Return every entry exactly.

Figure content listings
——————————

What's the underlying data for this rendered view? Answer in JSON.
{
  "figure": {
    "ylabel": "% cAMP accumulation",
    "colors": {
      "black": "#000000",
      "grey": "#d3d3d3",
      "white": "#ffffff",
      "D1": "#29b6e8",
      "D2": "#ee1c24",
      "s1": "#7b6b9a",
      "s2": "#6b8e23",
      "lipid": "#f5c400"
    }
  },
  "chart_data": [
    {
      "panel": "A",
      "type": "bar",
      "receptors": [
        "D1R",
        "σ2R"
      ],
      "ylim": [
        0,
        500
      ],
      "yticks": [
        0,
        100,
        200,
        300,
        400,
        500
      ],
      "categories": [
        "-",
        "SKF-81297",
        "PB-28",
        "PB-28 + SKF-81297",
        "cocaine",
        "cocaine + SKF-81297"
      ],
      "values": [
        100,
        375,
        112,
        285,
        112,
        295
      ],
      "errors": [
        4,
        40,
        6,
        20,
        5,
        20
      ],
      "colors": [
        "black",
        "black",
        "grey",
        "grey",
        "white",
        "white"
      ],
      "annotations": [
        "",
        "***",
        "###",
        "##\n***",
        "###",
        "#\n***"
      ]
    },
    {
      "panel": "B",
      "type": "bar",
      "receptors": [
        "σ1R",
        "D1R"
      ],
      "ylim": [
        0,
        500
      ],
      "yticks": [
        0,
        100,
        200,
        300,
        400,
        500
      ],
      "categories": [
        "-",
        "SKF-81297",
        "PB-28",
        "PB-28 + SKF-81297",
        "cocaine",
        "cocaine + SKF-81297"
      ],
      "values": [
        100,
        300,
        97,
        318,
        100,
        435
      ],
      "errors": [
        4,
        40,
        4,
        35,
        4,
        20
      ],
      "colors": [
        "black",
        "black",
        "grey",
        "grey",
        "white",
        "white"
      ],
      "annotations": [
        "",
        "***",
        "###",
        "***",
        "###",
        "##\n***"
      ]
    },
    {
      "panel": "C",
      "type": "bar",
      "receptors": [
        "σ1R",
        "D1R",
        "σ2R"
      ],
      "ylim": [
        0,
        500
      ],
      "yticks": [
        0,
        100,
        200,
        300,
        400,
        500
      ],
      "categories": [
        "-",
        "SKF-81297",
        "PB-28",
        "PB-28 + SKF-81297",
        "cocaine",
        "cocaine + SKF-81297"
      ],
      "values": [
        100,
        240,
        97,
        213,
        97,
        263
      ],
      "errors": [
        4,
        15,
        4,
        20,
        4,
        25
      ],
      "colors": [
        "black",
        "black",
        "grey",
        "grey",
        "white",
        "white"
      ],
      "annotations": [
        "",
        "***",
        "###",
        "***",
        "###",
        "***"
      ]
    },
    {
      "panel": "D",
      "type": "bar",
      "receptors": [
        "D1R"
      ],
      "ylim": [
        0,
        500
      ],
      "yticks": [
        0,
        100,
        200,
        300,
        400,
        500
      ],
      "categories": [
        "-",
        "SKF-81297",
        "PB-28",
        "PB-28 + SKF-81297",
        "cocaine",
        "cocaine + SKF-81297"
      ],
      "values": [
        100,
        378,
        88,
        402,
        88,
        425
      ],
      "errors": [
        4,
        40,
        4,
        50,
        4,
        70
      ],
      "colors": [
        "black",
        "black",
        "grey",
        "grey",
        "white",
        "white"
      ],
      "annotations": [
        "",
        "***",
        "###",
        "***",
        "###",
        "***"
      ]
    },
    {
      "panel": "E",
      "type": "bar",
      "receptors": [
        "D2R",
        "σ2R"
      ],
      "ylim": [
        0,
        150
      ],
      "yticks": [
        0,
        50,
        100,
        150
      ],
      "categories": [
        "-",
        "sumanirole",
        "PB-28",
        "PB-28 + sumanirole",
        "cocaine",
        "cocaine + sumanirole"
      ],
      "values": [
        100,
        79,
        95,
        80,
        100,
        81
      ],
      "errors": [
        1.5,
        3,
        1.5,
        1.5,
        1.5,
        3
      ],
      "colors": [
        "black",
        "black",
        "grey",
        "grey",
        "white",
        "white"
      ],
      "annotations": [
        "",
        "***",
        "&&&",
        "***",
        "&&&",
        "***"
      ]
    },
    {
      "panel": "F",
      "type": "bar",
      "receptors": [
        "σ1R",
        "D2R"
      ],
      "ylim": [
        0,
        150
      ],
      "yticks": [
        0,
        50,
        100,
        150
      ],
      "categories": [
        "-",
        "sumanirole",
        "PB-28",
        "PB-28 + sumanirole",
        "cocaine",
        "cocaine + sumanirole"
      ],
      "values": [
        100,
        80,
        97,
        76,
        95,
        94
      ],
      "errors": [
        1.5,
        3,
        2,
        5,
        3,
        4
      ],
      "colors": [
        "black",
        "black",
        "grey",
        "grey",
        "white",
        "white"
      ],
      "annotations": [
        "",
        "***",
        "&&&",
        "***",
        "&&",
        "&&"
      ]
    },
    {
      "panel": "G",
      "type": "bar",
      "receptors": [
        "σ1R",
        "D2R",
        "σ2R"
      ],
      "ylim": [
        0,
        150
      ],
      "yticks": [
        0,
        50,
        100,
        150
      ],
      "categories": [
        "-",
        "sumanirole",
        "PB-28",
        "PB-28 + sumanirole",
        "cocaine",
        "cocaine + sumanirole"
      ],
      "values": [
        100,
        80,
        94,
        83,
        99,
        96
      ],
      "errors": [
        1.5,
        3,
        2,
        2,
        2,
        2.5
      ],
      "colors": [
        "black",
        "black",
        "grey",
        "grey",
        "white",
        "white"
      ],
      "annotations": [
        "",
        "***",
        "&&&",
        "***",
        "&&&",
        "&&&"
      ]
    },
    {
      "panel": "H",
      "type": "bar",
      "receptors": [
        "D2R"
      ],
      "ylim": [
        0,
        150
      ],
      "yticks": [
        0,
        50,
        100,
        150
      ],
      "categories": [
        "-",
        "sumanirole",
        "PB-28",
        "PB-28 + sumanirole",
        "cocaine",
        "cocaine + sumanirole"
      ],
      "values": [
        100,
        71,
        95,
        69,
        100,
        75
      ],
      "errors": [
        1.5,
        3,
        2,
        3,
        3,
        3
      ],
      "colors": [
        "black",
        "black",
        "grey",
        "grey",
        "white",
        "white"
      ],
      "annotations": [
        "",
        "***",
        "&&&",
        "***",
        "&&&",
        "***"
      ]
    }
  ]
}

——————————

### [Solution]
What's the underlying data for this rendered view? Answer in JSON.
{
  "figure": {
    "ylabel": "% cAMP accumulation",
    "colors": {
      "black": "#000000",
      "grey": "#d3d3d3",
      "white": "#ffffff",
      "D1": "#29b6e8",
      "D2": "#ee1c24",
      "s1": "#7b6b9a",
      "s2": "#6b8e23",
      "lipid": "#f5c400"
    }
  },
  "chart_data": [
    {
      "panel": "A",
      "type": "bar",
      "receptors": [
        "D1R",
        "σ2R"
      ],
      "ylim": [
        0,
        500
      ],
      "yticks": [
        0,
        100,
        200,
        300,
        400,
        500
      ],
      "categories": [
        "-",
        "SKF-81297",
        "PB-28",
        "PB-28 + SKF-81297",
        "cocaine",
        "cocaine + SKF-81297"
      ],
      "values": [
        100,
        375,
        112,
        285,
        112,
        295
      ],
      "errors": [
        4,
        40,
        6,
        20,
        5,
        20
      ],
      "colors": [
        "black",
        "black",
        "grey",
        "grey",
        "white",
        "white"
      ],
      "annotations": [
        "",
        "***",
        "###",
        "##\n***",
        "###",
        "#\n***"
      ]
    },
    {
      "panel": "B",
      "type": "bar",
      "receptors": [
        "σ1R",
        "D1R"
      ],
      "ylim": [
        0,
        500
      ],
      "yticks": [
        0,
        100,
        200,
        300,
        400,
        500
      ],
      "categories": [
        "-",
        "SKF-81297",
        "PB-28",
        "PB-28 + SKF-81297",
        "cocaine",
        "cocaine + SKF-81297"
      ],
      "values": [
        100,
        300,
        97,
        318,
        100,
        435
      ],
      "errors": [
        4,
        40,
        4,
        35,
        4,
        20
      ],
      "colors": [
        "black",
        "black",
        "grey",
        "grey",
        "white",
        "white"
      ],
      "annotations": [
        "",
        "***",
        "###",
        "***",
        "###",
        "##\n***"
      ]
    },
    {
      "panel": "C",
      "type": "bar",
      "receptors": [
        "σ1R",
        "D1R",
        "σ2R"
      ],
      "ylim": [
        0,
        500
      ],
      "yticks": [
        0,
        100,
        200,
        300,
        400,
        500
      ],
      "categories": [
        "-",
        "SKF-81297",
        "PB-28",
        "PB-28 + SKF-81297",
        "cocaine",
        "cocaine + SKF-81297"
      ],
      "values": [
        100,
        240,
        97,
        213,
        97,
        263
      ],
      "errors": [
        4,
        15,
        4,
        20,
        4,
        25
      ],
      "colors": [
        "black",
        "black",
        "grey",
        "grey",
        "white",
        "white"
      ],
      "annotations": [
        "",
        "***",
        "###",
        "***",
        "###",
        "***"
      ]
    },
    {
      "panel": "D",
      "type": "bar",
      "receptors": [
        "D1R"
      ],
      "ylim": [
        0,
        500
      ],
      "yticks": [
        0,
        100,
        200,
        300,
        400,
        500
      ],
      "categories": [
        "-",
        "SKF-81297",
        "PB-28",
        "PB-28 + SKF-81297",
        "cocaine",
        "cocaine + SKF-81297"
      ],
      "values": [
        100,
        378,
        88,
        402,
        88,
        425
      ],
      "errors": [
        4,
        40,
        4,
        50,
        4,
        70
      ],
      "colors": [
        "black",
        "black",
        "grey",
        "grey",
        "white",
        "white"
      ],
      "annotations": [
        "",
        "***",
        "###",
        "***",
        "###",
        "***"
      ]
    },
    {
      "panel": "E",
      "type": "bar",
      "receptors": [
        "D2R",
        "σ2R"
      ],
      "ylim": [
        0,
        150
      ],
      "yticks": [
        0,
        50,
        100,
        150
      ],
      "categories": [
        "-",
        "sumanirole",
        "PB-28",
        "PB-28 + sumanirole",
        "cocaine",
        "cocaine + sumanirole"
      ],
      "values": [
        100,
        79,
        95,
        80,
        100,
        81
      ],
      "errors": [
        1.5,
        3,
        1.5,
        1.5,
        1.5,
        3
      ],
      "colors": [
        "black",
        "black",
        "grey",
        "grey",
        "white",
        "white"
      ],
      "annotations": [
        "",
        "***",
        "&&&",
        "***",
        "&&&",
        "***"
      ]
    },
    {
      "panel": "F",
      "type": "bar",
      "receptors": [
        "σ1R",
        "D2R"
      ],
      "ylim": [
        0,
        150
      ],
      "yticks": [
        0,
        50,
        100,
        150
      ],
      "categories": [
        "-",
        "sumanirole",
        "PB-28",
        "PB-28 + sumanirole",
        "cocaine",
        "cocaine + sumanirole"
      ],
      "values": [
        100,
        80,
        97,
        76,
        95,
        94
      ],
      "errors": [
        1.5,
        3,
        2,
        5,
        3,
        4
      ],
      "colors": [
        "black",
        "black",
        "grey",
        "grey",
        "white",
        "white"
      ],
      "annotations": [
        "",
        "***",
        "&&&",
        "***",
        "&&",
        "&&"
      ]
    },
    {
      "panel": "G",
      "type": "bar",
      "receptors": [
        "σ1R",
        "D2R",
        "σ2R"
      ],
      "ylim": [
        0,
        150
      ],
      "yticks": [
        0,
        50,
        100,
        150
      ],
      "categories": [
        "-",
        "sumanirole",
        "PB-28",
        "PB-28 + sumanirole",
        "cocaine",
        "cocaine + sumanirole"
      ],
      "values": [
        100,
        80,
        94,
        83,
        99,
        96
      ],
      "errors": [
        1.5,
        3,
        2,
        2,
        2,
        2.5
      ],
      "colors": [
        "black",
        "black",
        "grey",
        "grey",
        "white",
        "white"
      ],
      "annotations": [
        "",
        "***",
        "&&&",
        "***",
        "&&&",
        "&&&"
      ]
    },
    {
      "panel": "H",
      "type": "bar",
      "receptors": [
        "D2R"
      ],
      "ylim": [
        0,
        150
      ],
      "yticks": [
        0,
        50,
        100,
        150
      ],
      "categories": [
        "-",
        "sumanirole",
        "PB-28",
        "PB-28 + sumanirole",
        "cocaine",
        "cocaine + sumanirole"
      ],
      "values": [
        100,
        71,
        95,
        69,
        100,
        75
      ],
      "errors": [
        1.5,
        3,
        2,
        3,
        3,
        3
      ],
      "colors": [
        "black",
        "black",
        "grey",
        "grey",
        "white",
        "white"
      ],
      "annotations": [
        "",
        "***",
        "&&&",
        "***",
        "&&&",
        "***"
      ]
    }
  ]
}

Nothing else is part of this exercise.